§ GOAL OF THE EXERCISE: Pick out the lines below with "JSON" and list them.

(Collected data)
⁂
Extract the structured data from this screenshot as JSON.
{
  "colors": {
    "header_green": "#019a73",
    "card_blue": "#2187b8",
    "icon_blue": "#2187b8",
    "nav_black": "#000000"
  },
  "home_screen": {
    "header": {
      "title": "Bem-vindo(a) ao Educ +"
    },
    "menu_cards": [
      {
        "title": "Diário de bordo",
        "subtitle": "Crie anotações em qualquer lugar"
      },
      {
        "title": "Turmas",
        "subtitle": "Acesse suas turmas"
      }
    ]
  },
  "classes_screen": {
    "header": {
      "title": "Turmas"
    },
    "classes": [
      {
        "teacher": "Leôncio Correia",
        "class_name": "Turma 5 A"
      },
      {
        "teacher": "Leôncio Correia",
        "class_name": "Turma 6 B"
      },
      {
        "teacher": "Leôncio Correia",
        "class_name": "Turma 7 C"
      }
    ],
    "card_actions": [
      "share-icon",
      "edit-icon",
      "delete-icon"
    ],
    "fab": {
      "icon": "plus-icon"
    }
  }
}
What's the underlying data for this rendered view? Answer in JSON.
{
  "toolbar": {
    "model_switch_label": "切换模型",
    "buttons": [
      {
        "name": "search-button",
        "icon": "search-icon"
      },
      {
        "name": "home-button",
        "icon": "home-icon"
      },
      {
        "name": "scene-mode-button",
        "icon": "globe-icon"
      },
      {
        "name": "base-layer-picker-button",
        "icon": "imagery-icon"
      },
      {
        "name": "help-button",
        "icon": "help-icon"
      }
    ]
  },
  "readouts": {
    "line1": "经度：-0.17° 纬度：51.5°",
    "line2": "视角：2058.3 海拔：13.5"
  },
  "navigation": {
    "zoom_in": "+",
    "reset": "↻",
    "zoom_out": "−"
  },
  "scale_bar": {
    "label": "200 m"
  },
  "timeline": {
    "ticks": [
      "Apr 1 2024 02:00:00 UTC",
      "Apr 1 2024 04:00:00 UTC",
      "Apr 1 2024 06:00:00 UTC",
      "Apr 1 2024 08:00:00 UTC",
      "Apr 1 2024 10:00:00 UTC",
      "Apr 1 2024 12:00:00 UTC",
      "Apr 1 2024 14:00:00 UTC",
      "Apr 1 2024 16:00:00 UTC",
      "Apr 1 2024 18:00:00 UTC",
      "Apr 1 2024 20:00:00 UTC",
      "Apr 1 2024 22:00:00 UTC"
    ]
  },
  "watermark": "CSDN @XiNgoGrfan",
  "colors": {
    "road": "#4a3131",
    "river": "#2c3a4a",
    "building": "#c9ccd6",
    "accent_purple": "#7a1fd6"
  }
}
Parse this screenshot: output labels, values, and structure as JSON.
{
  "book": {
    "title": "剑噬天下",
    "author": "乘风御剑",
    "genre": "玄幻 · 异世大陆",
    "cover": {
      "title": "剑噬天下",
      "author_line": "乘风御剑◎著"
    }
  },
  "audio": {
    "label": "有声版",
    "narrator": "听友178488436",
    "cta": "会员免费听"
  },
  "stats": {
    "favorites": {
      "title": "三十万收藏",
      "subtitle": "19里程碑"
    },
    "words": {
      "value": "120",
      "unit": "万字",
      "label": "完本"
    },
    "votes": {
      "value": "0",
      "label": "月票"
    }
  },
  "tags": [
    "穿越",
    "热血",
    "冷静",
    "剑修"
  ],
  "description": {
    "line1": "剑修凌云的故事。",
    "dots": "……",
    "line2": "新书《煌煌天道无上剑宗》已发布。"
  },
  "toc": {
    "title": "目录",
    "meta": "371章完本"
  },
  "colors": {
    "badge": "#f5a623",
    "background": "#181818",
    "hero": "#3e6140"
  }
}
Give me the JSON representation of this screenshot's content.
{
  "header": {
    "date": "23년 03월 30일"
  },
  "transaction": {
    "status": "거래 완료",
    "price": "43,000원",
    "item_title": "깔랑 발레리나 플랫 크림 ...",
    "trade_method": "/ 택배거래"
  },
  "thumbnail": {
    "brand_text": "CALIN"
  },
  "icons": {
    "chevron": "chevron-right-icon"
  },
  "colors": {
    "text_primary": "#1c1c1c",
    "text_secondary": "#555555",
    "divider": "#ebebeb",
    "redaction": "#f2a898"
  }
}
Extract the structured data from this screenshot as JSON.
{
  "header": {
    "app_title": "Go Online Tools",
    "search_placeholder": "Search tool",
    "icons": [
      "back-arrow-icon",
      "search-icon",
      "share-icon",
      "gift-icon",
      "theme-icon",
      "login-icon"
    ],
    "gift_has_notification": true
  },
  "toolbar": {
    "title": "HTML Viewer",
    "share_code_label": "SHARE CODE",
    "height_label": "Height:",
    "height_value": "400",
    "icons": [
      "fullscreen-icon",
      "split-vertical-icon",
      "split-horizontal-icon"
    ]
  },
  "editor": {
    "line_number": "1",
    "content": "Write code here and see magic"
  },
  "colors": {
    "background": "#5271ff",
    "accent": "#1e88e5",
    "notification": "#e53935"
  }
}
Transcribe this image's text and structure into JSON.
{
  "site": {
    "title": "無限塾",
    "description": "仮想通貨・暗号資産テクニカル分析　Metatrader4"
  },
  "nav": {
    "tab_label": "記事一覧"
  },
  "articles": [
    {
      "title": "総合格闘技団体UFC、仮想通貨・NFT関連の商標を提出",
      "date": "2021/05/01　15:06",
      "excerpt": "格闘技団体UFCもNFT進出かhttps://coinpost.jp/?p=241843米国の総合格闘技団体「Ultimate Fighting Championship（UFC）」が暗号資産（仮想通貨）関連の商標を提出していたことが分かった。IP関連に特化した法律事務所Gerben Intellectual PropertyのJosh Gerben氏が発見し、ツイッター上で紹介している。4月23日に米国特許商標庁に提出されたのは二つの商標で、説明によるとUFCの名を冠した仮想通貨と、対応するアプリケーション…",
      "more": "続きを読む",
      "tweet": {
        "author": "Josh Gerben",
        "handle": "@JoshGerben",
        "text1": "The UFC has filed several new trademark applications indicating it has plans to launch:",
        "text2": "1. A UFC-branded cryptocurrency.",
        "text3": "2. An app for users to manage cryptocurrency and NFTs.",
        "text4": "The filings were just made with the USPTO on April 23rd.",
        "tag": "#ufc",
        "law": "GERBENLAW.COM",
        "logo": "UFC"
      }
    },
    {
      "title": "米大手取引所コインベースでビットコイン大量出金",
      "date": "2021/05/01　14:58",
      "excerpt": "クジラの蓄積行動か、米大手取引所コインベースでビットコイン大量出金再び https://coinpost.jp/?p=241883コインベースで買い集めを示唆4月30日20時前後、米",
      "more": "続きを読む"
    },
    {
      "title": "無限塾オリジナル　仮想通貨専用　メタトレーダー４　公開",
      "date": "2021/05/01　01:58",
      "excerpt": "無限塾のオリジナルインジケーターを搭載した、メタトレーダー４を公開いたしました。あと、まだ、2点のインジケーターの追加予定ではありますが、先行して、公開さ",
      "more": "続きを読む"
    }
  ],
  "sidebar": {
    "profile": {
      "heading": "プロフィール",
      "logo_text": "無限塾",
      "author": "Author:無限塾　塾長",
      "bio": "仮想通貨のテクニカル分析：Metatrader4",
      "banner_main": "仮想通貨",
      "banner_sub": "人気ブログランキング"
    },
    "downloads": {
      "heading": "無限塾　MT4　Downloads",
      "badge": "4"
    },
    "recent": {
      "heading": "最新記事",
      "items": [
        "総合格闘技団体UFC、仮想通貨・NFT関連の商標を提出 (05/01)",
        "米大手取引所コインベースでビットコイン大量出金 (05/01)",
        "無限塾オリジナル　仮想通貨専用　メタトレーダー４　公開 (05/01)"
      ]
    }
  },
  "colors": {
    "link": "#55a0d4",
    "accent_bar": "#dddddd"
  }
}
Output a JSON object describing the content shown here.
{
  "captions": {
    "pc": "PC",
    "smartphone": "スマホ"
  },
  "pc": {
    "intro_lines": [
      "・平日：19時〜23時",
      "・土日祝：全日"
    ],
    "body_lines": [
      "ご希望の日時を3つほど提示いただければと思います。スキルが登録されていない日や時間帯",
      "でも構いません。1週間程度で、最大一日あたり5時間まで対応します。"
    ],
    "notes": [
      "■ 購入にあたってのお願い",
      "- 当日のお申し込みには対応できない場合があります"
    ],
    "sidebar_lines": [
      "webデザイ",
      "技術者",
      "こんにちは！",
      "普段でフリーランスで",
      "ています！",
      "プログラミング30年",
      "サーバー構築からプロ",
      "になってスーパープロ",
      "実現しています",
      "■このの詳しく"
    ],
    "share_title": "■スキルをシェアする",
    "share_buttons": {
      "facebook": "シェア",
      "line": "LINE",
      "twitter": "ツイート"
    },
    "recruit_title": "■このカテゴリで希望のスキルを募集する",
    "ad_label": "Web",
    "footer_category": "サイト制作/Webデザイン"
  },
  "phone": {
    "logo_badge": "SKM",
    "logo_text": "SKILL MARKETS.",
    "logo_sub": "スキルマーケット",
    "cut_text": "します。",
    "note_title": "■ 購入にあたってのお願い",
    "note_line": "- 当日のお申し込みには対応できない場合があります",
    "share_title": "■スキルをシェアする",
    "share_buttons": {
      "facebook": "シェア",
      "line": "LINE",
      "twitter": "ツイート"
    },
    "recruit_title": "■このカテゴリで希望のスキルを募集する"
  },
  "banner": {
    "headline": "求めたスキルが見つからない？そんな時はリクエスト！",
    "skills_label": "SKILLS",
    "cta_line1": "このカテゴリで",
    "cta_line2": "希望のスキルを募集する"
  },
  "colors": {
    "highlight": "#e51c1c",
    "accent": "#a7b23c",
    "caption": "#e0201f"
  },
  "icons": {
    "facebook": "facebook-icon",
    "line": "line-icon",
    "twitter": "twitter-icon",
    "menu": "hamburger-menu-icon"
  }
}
⁂
§ EXERCISE ANSWER:
Extract the structured data from this screenshot as JSON.
What's the underlying data for this rendered view? Answer in JSON.
Parse this screenshot: output labels, values, and structure as JSON.
Give me the JSON representation of this screenshot's content.
Extract the structured data from this screenshot as JSON.
Transcribe this image's text and structure into JSON.
Output a JSON object describing the content shown here.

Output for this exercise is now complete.